Exercise details: Repeat every record exactly, but keep images out of the copy.

Records provided:
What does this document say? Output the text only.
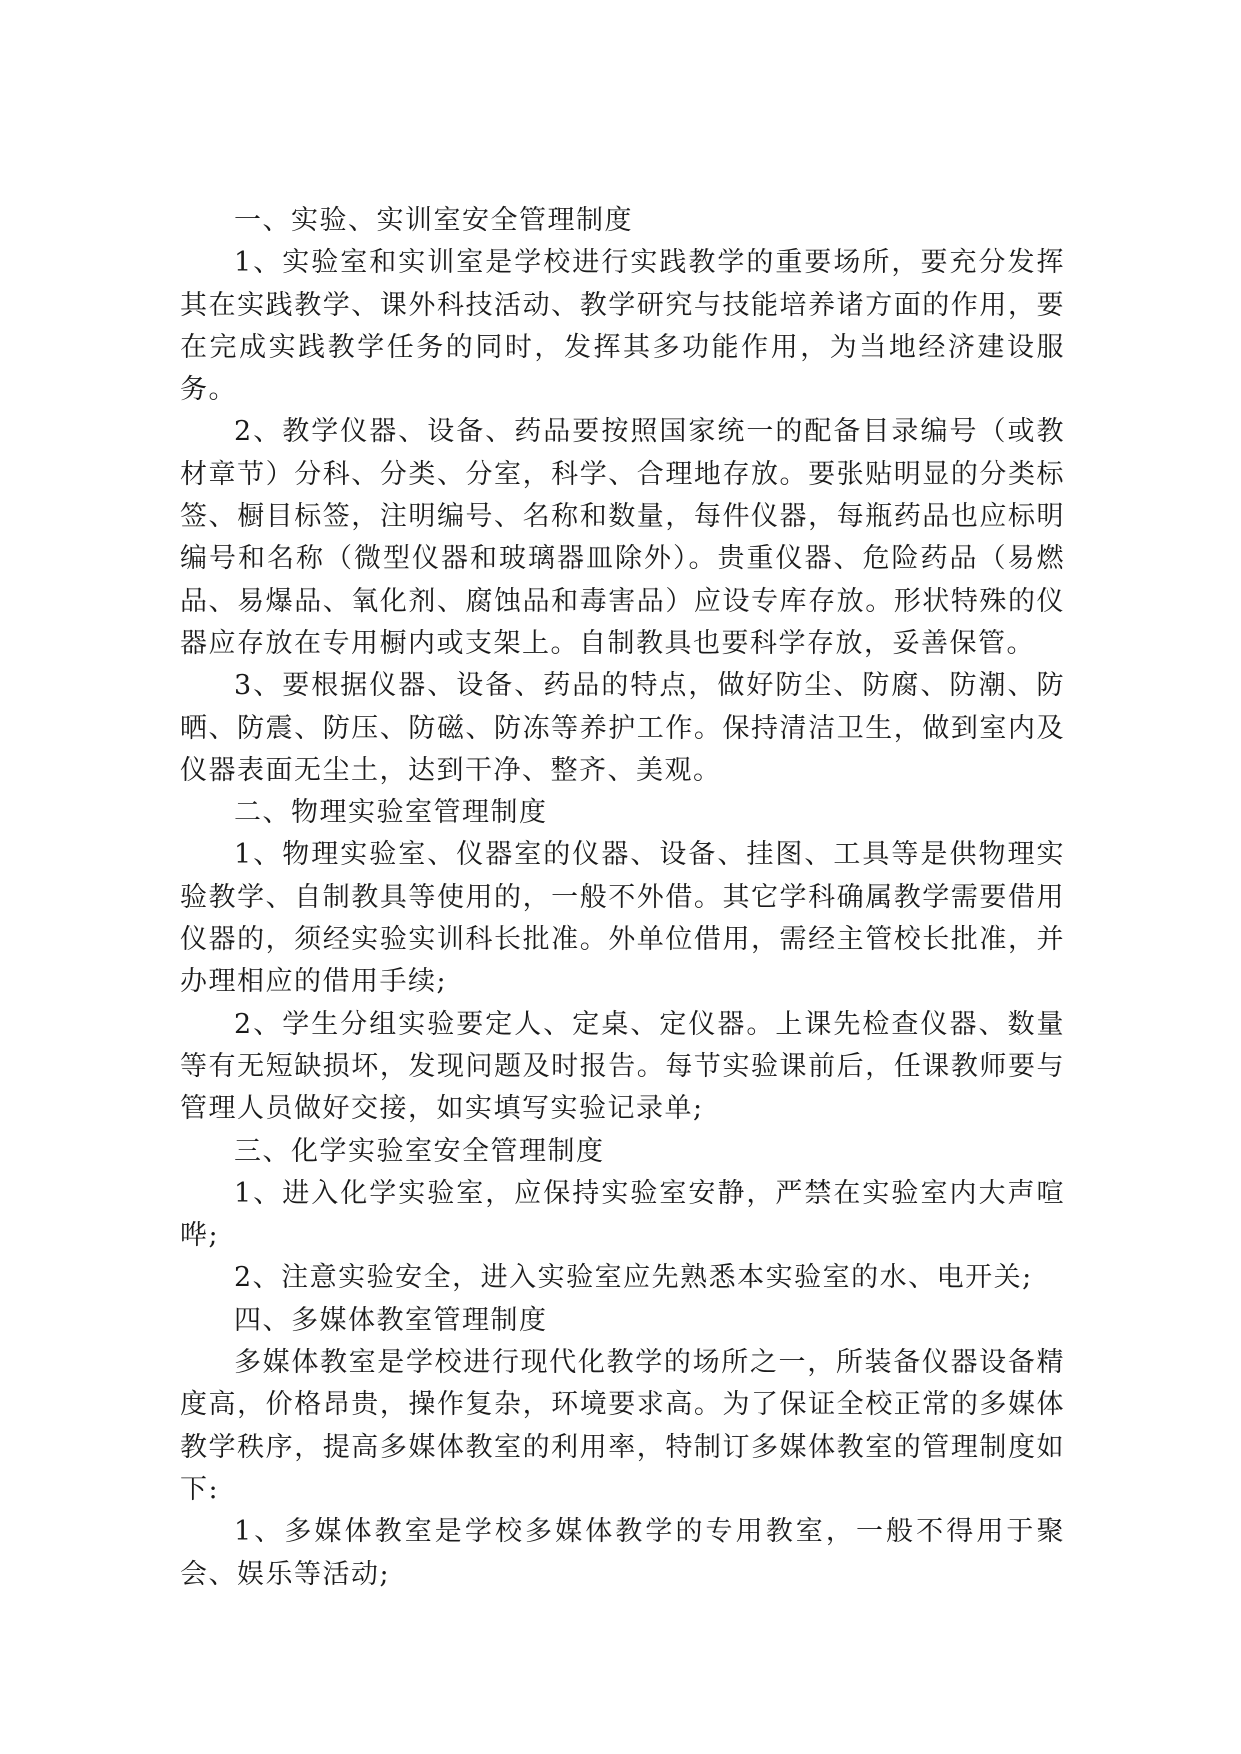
一、实验、实训室安全管理制度

1、实验室和实训室是学校进行实践教学的重要场所，要充分发挥其在实践教学、课外科技活动、教学研究与技能培养诸方面的作用，要在完成实践教学任务的同时，发挥其多功能作用，为当地经济建设服务。

2、教学仪器、设备、药品要按照国家统一的配备目录编号（或教材章节）分科、分类、分室，科学、合理地存放。要张贴明显的分类标签、橱目标签，注明编号、名称和数量，每件仪器，每瓶药品也应标明编号和名称（微型仪器和玻璃器皿除外）。贵重仪器、危险药品（易燃品、易爆品、氧化剂、腐蚀品和毒害品）应设专库存放。形状特殊的仪器应存放在专用橱内或支架上。自制教具也要科学存放，妥善保管。

3、要根据仪器、设备、药品的特点，做好防尘、防腐、防潮、防晒、防震、防压、防磁、防冻等养护工作。保持清洁卫生，做到室内及仪器表面无尘土，达到干净、整齐、美观。

二、物理实验室管理制度

1、物理实验室、仪器室的仪器、设备、挂图、工具等是供物理实验教学、自制教具等使用的，一般不外借。其它学科确属教学需要借用仪器的，须经实验实训科长批准。外单位借用，需经主管校长批准，并办理相应的借用手续;

2、学生分组实验要定人、定桌、定仪器。上课先检查仪器、数量等有无短缺损坏，发现问题及时报告。每节实验课前后，任课教师要与管理人员做好交接，如实填写实验记录单;

三、化学实验室安全管理制度

1、进入化学实验室，应保持实验室安静，严禁在实验室内大声喧哗;

2、注意实验安全，进入实验室应先熟悉本实验室的水、电开关;

四、多媒体教室管理制度

多媒体教室是学校进行现代化教学的场所之一，所装备仪器设备精度高，价格昂贵，操作复杂，环境要求高。为了保证全校正常的多媒体教学秩序，提高多媒体教室的利用率，特制订多媒体教室的管理制度如下:

1、多媒体教室是学校多媒体教学的专用教室，一般不得用于聚会、娱乐等活动;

Full solution:
What does this document say? Output the text only.
一、实验、实训室安全管理制度

1、实验室和实训室是学校进行实践教学的重要场所，要充分发挥其在实践教学、课外科技活动、教学研究与技能培养诸方面的作用，要在完成实践教学任务的同时，发挥其多功能作用，为当地经济建设服务。

2、教学仪器、设备、药品要按照国家统一的配备目录编号（或教材章节）分科、分类、分室，科学、合理地存放。要张贴明显的分类标签、橱目标签，注明编号、名称和数量，每件仪器，每瓶药品也应标明编号和名称（微型仪器和玻璃器皿除外）。贵重仪器、危险药品（易燃品、易爆品、氧化剂、腐蚀品和毒害品）应设专库存放。形状特殊的仪器应存放在专用橱内或支架上。自制教具也要科学存放，妥善保管。

3、要根据仪器、设备、药品的特点，做好防尘、防腐、防潮、防晒、防震、防压、防磁、防冻等养护工作。保持清洁卫生，做到室内及仪器表面无尘土，达到干净、整齐、美观。

二、物理实验室管理制度

1、物理实验室、仪器室的仪器、设备、挂图、工具等是供物理实验教学、自制教具等使用的，一般不外借。其它学科确属教学需要借用仪器的，须经实验实训科长批准。外单位借用，需经主管校长批准，并办理相应的借用手续;

2、学生分组实验要定人、定桌、定仪器。上课先检查仪器、数量等有无短缺损坏，发现问题及时报告。每节实验课前后，任课教师要与管理人员做好交接，如实填写实验记录单;

三、化学实验室安全管理制度

1、进入化学实验室，应保持实验室安静，严禁在实验室内大声喧哗;

2、注意实验安全，进入实验室应先熟悉本实验室的水、电开关;

四、多媒体教室管理制度

多媒体教室是学校进行现代化教学的场所之一，所装备仪器设备精度高，价格昂贵，操作复杂，环境要求高。为了保证全校正常的多媒体教学秩序，提高多媒体教室的利用率，特制订多媒体教室的管理制度如下:

1、多媒体教室是学校多媒体教学的专用教室，一般不得用于聚会、娱乐等活动;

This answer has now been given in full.